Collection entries
------------------------
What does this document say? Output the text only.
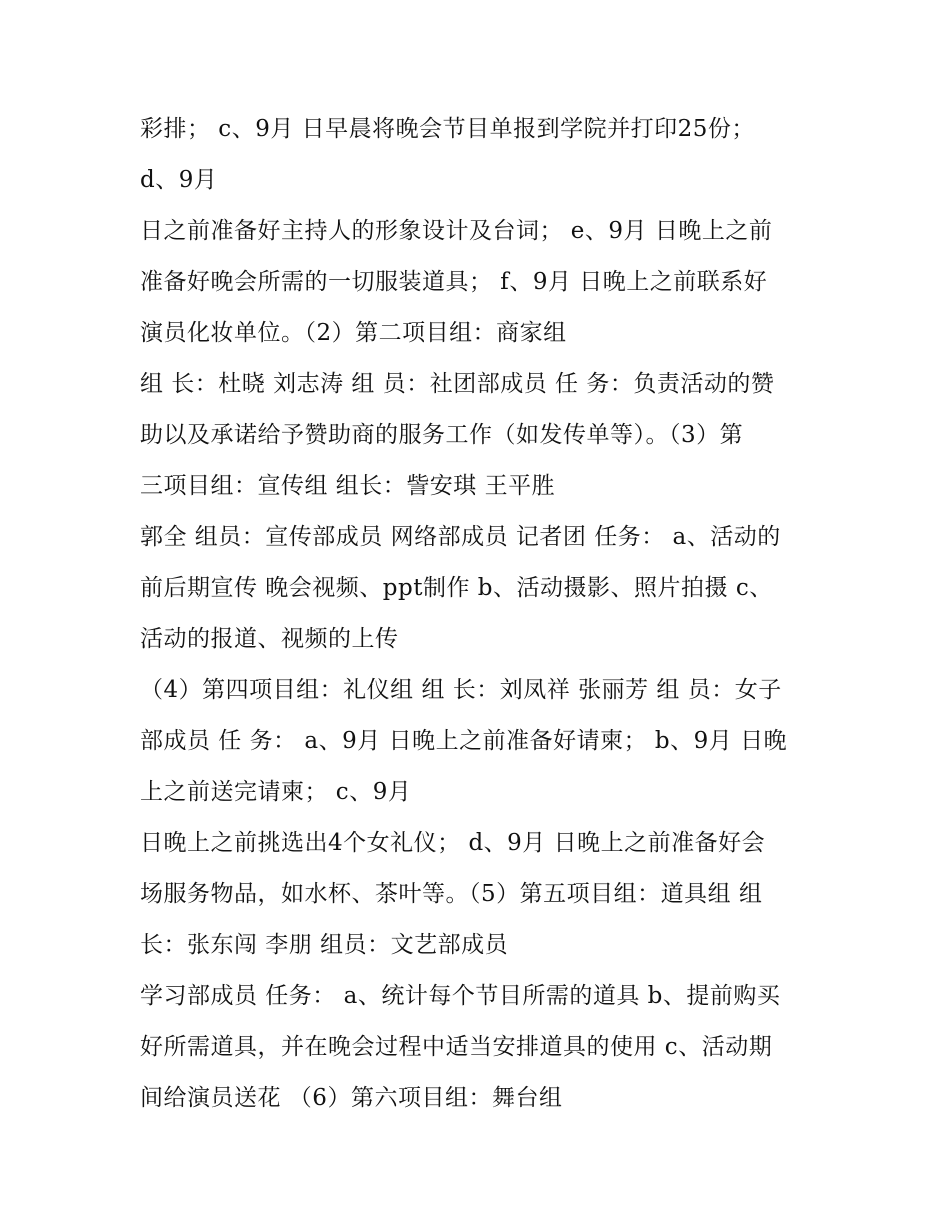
彩排； c、9月 日早晨将晚会节目单报到学院并打印25份；
d、9月
日之前准备好主持人的形象设计及台词； e、9月 日晚上之前
准备好晚会所需的一切服装道具； f、9月 日晚上之前联系好
演员化妆单位。（2）第二项目组：商家组
组 长：杜晓 刘志涛 组 员：社团部成员 任 务：负责活动的赞
助以及承诺给予赞助商的服务工作（如发传单等）。（3）第
三项目组：宣传组 组长：訾安琪 王平胜
郭全 组员：宣传部成员 网络部成员 记者团 任务： a、活动的
前后期宣传 晚会视频、ppt制作 b、活动摄影、照片拍摄 c、
活动的报道、视频的上传
（4）第四项目组：礼仪组 组 长：刘凤祥 张丽芳 组 员：女子
部成员 任 务： a、9月 日晚上之前准备好请柬； b、9月 日晚
上之前送完请柬； c、9月
日晚上之前挑选出4个女礼仪； d、9月 日晚上之前准备好会
场服务物品，如水杯、茶叶等。（5）第五项目组：道具组 组
长：张东闯 李朋 组员：文艺部成员
学习部成员 任务： a、统计每个节目所需的道具 b、提前购买
好所需道具，并在晚会过程中适当安排道具的使用 c、活动期
间给演员送花 （6）第六项目组：舞台组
------------------------
# [WHAT IS NEEDED]
Transcribe all the lines above exactly, apart from the pictures.

# [TASK OUTPUT]
What does this document say? Output the text only.
彩排； c、9月 日早晨将晚会节目单报到学院并打印25份；
d、9月
日之前准备好主持人的形象设计及台词； e、9月 日晚上之前
准备好晚会所需的一切服装道具； f、9月 日晚上之前联系好
演员化妆单位。（2）第二项目组：商家组
组 长：杜晓 刘志涛 组 员：社团部成员 任 务：负责活动的赞
助以及承诺给予赞助商的服务工作（如发传单等）。（3）第
三项目组：宣传组 组长：訾安琪 王平胜
郭全 组员：宣传部成员 网络部成员 记者团 任务： a、活动的
前后期宣传 晚会视频、ppt制作 b、活动摄影、照片拍摄 c、
活动的报道、视频的上传
（4）第四项目组：礼仪组 组 长：刘凤祥 张丽芳 组 员：女子
部成员 任 务： a、9月 日晚上之前准备好请柬； b、9月 日晚
上之前送完请柬； c、9月
日晚上之前挑选出4个女礼仪； d、9月 日晚上之前准备好会
场服务物品，如水杯、茶叶等。（5）第五项目组：道具组 组
长：张东闯 李朋 组员：文艺部成员
学习部成员 任务： a、统计每个节目所需的道具 b、提前购买
好所需道具，并在晚会过程中适当安排道具的使用 c、活动期
间给演员送花 （6）第六项目组：舞台组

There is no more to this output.